The answer is one number: how many lines hold the string "Exercise".
**** Data provided ****
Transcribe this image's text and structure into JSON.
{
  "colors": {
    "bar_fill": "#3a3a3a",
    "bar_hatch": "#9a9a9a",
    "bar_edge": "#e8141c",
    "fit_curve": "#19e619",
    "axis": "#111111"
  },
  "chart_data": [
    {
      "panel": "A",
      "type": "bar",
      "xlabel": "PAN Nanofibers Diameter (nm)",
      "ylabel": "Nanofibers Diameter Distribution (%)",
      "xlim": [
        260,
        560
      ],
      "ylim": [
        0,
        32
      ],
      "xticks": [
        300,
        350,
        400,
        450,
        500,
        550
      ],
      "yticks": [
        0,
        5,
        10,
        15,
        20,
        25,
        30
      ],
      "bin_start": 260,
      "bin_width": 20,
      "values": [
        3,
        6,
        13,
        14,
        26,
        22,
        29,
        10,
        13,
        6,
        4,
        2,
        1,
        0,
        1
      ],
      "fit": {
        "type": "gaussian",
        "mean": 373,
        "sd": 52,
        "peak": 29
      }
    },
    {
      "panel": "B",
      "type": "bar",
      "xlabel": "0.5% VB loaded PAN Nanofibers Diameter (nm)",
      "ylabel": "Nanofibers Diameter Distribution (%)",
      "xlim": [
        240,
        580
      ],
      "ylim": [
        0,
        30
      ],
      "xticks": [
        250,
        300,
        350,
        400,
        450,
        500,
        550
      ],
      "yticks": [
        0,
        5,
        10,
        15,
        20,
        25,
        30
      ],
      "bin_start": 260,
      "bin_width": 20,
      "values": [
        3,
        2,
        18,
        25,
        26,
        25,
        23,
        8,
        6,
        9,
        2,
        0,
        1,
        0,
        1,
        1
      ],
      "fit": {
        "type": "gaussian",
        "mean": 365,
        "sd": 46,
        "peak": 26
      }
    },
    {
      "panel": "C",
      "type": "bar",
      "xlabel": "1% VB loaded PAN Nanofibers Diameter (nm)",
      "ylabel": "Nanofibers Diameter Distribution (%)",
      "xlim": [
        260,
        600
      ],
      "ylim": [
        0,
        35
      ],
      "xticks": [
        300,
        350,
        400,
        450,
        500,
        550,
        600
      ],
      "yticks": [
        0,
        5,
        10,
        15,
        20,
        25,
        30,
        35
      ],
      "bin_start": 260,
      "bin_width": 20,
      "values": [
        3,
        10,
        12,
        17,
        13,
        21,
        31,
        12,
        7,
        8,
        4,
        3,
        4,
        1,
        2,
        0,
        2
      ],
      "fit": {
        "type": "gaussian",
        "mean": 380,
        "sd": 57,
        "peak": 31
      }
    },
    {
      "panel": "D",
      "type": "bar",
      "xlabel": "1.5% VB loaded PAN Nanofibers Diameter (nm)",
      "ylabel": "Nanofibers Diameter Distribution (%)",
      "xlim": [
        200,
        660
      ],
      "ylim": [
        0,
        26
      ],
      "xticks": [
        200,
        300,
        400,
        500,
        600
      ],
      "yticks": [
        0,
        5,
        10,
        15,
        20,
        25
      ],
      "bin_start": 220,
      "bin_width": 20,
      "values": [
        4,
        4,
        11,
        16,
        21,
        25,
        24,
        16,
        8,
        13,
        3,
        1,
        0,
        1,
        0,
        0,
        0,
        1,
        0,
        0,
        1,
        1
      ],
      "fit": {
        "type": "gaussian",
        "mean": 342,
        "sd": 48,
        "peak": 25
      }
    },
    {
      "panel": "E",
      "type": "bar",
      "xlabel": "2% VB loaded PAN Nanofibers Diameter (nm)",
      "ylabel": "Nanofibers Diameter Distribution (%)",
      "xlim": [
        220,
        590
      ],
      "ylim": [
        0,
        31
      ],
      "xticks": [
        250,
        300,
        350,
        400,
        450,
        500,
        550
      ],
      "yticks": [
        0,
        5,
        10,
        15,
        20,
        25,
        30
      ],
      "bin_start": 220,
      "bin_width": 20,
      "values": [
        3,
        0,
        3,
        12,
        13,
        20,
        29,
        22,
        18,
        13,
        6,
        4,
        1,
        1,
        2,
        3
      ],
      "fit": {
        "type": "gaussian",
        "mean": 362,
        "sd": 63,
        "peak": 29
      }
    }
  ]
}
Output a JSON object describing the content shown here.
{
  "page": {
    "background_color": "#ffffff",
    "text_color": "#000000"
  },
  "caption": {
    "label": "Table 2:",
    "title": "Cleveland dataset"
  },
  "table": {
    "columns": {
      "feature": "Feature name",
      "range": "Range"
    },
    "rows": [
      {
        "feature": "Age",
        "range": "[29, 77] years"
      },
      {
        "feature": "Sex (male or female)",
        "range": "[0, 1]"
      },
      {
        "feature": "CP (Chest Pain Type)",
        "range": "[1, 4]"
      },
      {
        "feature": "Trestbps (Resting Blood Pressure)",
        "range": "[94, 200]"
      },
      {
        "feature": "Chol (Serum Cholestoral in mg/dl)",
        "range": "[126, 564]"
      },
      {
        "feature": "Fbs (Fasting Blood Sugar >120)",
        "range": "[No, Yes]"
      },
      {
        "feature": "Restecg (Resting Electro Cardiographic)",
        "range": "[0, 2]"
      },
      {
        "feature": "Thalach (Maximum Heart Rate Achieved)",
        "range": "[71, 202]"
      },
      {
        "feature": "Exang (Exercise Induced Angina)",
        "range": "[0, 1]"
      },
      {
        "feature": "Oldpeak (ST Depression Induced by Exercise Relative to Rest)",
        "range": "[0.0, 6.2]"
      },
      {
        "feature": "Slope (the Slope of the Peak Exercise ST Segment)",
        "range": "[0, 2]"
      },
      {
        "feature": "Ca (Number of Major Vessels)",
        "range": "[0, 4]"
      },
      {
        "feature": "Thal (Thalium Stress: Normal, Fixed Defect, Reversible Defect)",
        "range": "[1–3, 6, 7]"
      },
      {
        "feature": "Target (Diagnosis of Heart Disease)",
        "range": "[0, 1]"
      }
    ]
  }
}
****
(The answer):
3